## Written request
Below are some records. Say how many of their lines include the string "content", giving only the number.

[BEGIN Record extracts]

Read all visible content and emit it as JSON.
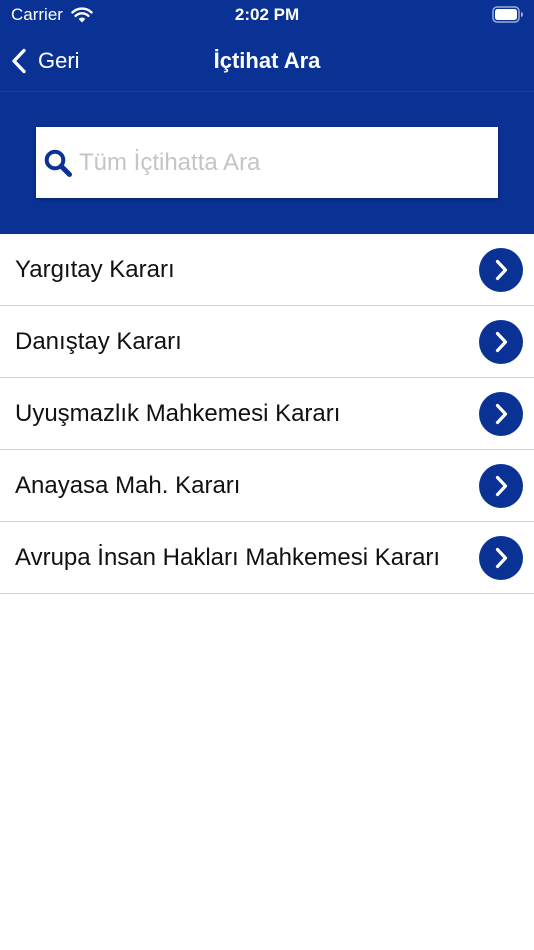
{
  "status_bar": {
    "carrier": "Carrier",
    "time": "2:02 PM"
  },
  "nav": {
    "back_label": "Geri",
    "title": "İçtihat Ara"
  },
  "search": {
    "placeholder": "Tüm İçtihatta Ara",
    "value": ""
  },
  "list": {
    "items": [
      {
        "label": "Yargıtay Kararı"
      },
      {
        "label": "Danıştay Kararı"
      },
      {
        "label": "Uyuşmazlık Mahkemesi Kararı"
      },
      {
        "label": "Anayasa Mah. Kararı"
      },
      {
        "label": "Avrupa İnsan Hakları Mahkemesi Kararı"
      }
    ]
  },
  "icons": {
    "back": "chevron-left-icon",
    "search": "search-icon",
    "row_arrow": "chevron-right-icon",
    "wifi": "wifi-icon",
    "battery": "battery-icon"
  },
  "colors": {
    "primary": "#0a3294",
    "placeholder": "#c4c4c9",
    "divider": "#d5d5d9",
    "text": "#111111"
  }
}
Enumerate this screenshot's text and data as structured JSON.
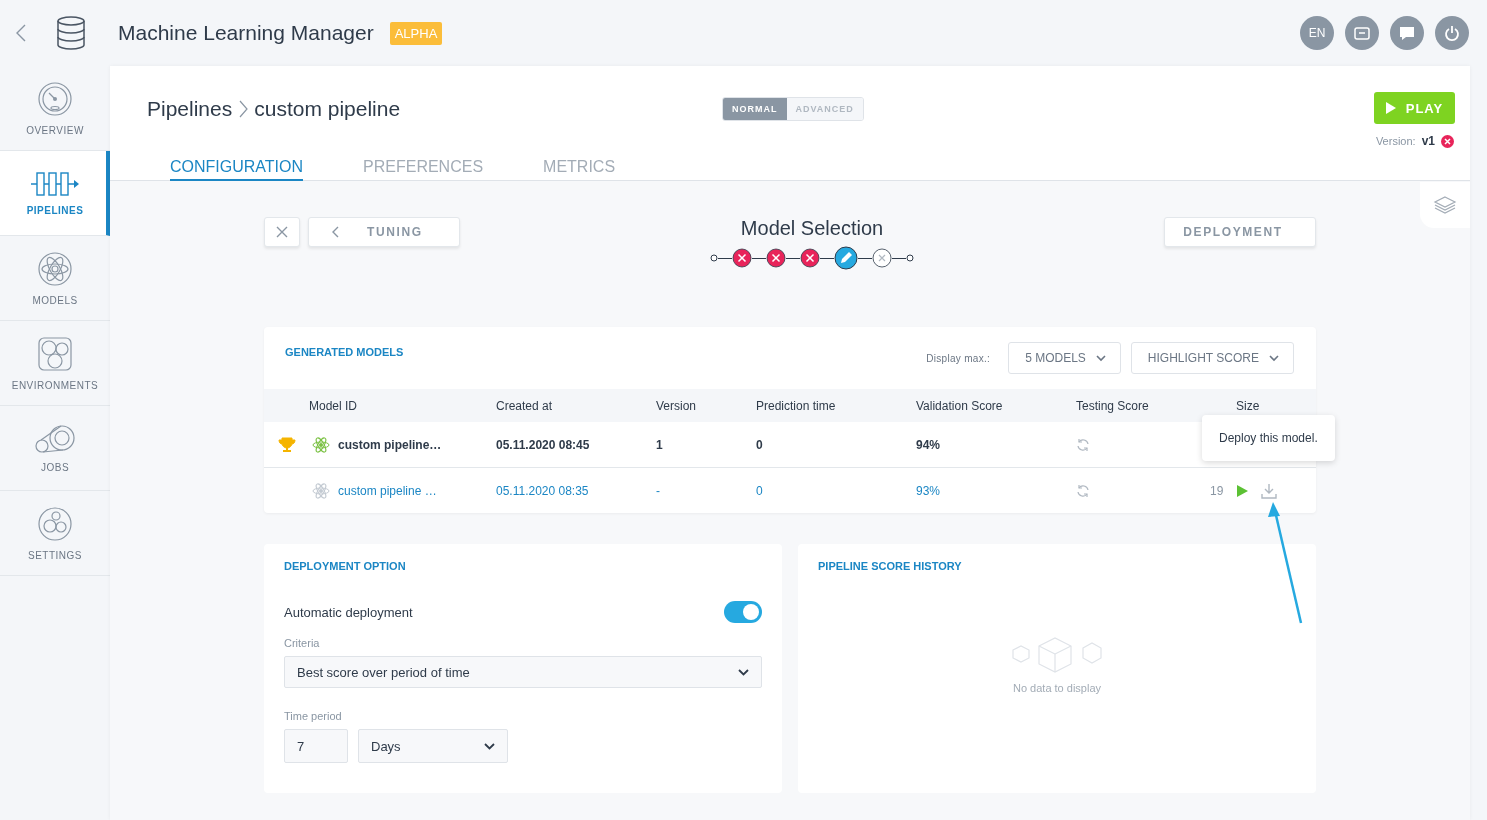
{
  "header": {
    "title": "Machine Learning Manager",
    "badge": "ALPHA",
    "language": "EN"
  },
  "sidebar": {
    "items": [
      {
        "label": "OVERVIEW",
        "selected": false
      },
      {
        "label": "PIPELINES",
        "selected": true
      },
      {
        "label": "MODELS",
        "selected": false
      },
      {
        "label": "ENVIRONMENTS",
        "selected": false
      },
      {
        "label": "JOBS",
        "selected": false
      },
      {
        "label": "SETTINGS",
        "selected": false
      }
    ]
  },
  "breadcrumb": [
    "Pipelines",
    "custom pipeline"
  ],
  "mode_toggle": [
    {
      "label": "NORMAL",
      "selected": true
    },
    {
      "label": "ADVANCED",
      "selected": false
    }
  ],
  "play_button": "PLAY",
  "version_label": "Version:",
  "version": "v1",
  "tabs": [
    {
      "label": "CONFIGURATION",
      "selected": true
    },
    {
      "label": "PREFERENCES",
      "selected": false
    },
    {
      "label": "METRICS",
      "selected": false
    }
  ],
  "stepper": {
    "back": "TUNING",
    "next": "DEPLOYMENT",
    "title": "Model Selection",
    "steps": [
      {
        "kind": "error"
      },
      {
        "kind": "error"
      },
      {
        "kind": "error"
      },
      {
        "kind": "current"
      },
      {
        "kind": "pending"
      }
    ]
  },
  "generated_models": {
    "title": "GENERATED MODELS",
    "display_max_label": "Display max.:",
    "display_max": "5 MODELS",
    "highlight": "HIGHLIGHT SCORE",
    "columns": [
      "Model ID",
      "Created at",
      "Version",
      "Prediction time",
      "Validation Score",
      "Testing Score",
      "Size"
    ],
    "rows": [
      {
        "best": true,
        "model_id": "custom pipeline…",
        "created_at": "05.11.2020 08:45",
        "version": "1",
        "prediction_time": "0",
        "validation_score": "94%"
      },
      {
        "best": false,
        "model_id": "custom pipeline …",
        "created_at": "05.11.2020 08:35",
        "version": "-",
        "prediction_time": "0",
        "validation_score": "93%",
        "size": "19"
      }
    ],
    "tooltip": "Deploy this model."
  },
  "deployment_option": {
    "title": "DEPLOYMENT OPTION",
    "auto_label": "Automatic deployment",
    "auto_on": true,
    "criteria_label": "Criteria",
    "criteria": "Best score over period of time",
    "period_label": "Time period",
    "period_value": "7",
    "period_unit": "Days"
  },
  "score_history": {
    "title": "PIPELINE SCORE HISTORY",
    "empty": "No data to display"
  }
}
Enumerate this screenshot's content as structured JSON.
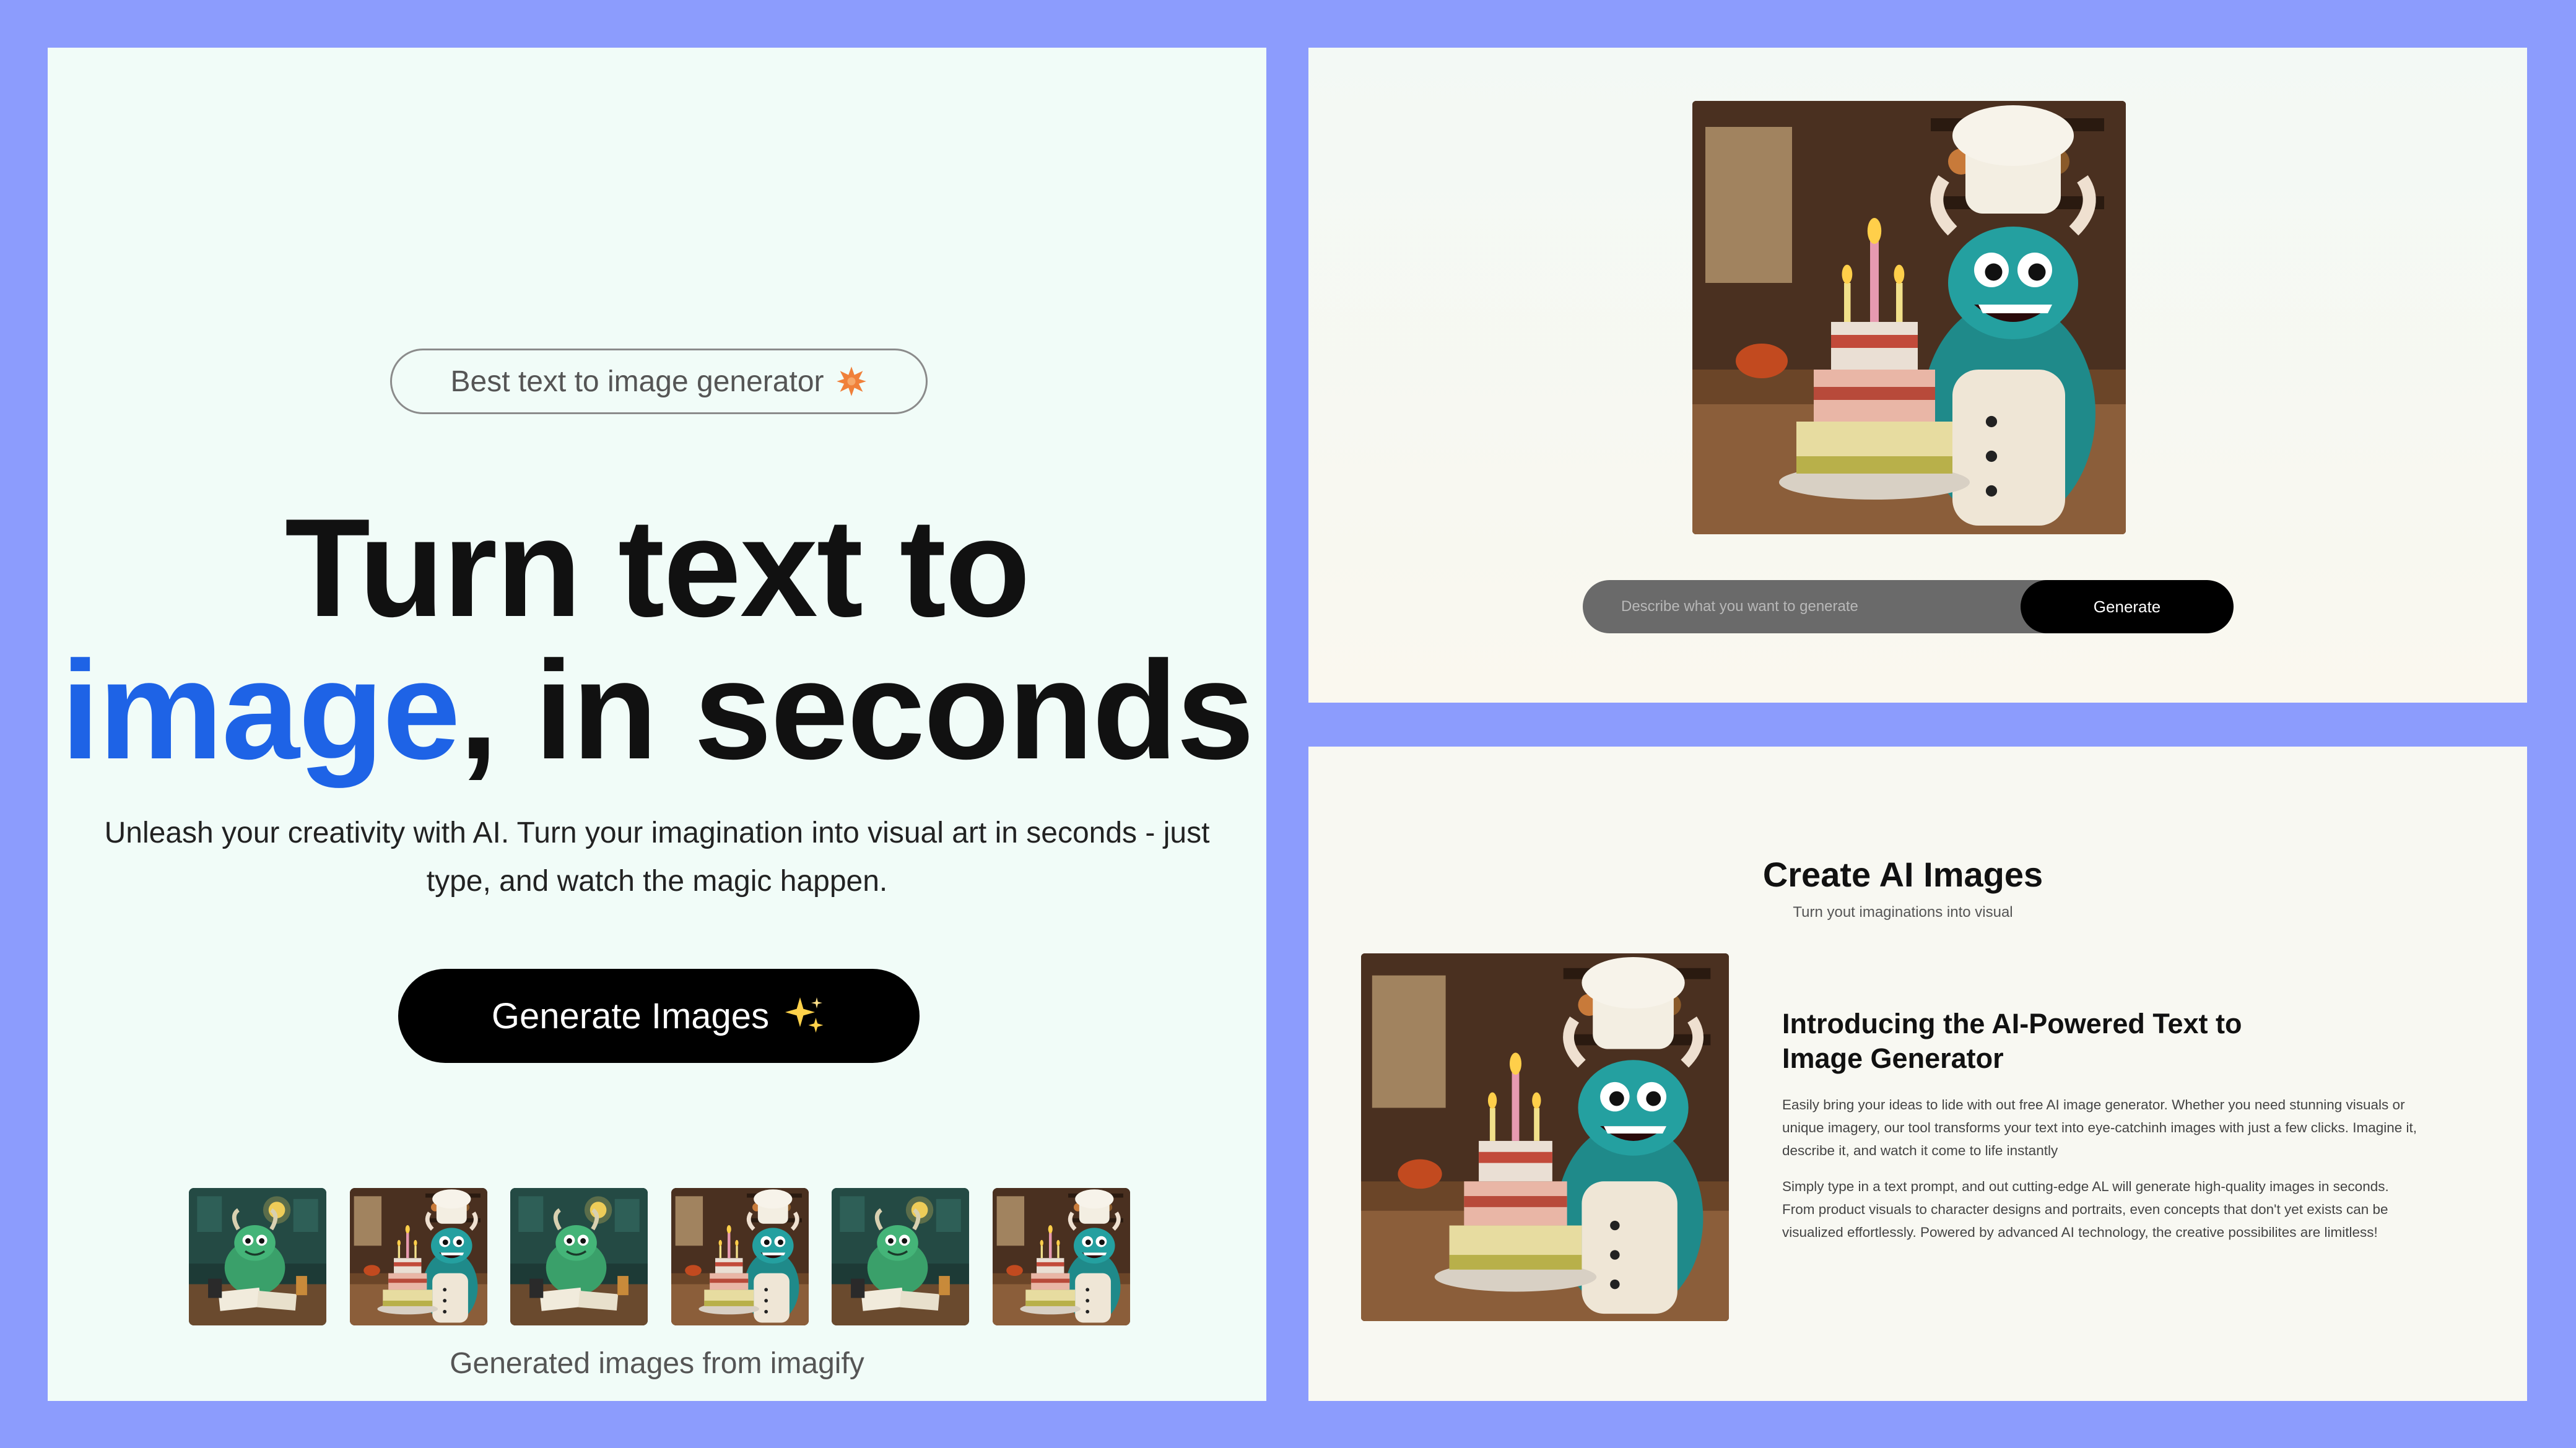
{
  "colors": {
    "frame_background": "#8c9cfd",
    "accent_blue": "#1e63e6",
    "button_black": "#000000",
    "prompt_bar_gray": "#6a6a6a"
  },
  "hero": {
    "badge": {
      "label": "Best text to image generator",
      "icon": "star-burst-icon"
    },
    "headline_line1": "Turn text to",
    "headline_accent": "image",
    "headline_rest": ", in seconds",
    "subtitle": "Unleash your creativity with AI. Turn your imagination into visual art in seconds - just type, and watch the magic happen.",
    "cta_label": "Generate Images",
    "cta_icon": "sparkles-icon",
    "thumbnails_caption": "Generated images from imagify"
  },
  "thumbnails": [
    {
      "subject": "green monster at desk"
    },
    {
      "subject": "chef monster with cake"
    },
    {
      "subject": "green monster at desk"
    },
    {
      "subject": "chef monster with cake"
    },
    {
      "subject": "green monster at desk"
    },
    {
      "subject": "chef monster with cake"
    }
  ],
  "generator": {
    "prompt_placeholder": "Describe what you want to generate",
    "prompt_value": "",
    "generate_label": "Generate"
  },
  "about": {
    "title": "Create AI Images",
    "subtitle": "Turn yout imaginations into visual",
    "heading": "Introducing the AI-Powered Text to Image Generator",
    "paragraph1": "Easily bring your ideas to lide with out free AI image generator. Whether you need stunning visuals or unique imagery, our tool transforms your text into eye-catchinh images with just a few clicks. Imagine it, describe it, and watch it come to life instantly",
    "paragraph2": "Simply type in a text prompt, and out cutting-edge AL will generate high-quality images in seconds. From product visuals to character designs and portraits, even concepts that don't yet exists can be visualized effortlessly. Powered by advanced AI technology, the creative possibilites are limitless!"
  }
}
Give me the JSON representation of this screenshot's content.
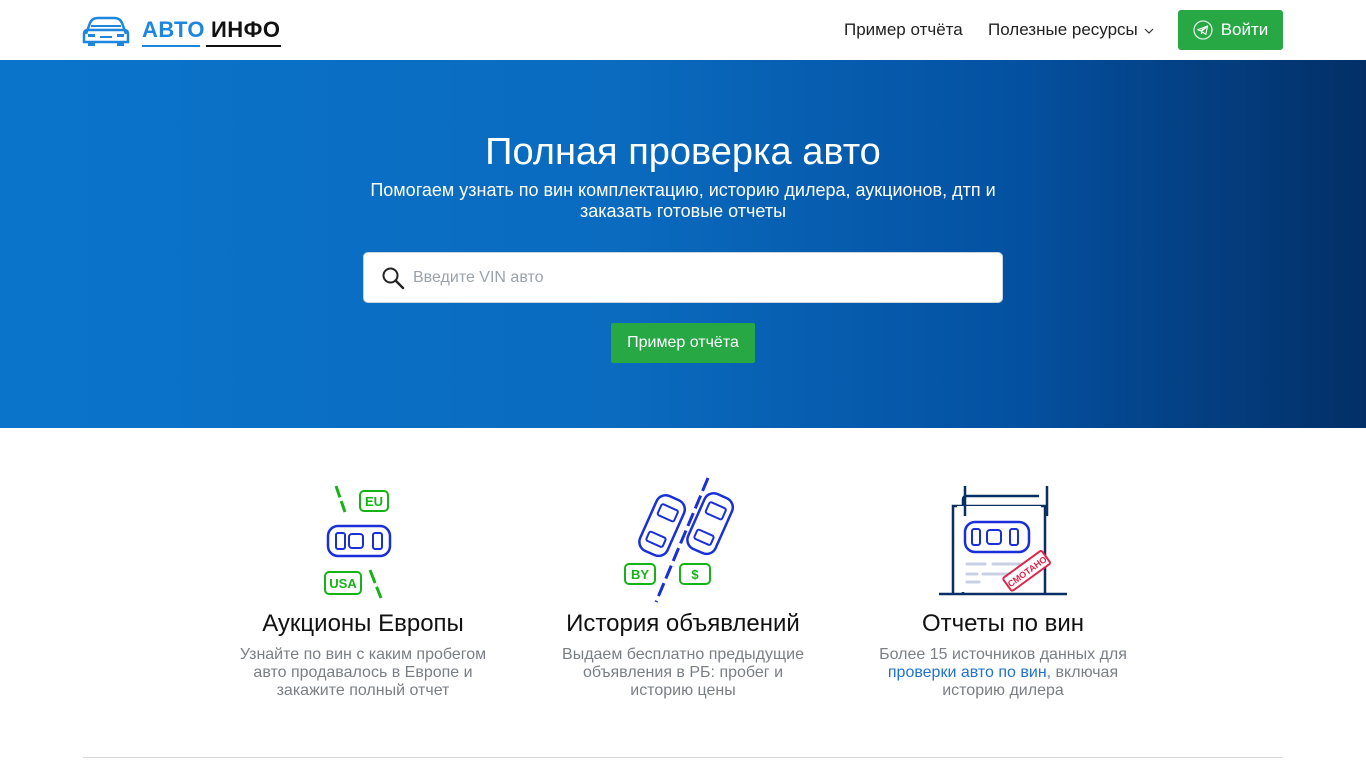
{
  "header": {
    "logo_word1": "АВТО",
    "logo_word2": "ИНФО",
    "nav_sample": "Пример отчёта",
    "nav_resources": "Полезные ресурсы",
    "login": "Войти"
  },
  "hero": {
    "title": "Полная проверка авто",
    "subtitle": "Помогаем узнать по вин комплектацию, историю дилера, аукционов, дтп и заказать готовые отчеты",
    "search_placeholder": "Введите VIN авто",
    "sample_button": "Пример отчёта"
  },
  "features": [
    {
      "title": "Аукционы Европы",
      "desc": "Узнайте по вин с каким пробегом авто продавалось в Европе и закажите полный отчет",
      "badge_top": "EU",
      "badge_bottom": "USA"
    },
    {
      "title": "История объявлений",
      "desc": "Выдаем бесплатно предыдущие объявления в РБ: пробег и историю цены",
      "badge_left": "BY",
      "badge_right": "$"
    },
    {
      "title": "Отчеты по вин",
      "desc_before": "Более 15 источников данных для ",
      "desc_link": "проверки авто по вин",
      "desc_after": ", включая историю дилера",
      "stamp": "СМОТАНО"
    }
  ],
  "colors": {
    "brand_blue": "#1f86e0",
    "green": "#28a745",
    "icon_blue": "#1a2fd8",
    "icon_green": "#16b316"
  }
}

[END Record extracts]

## Solution to this task
3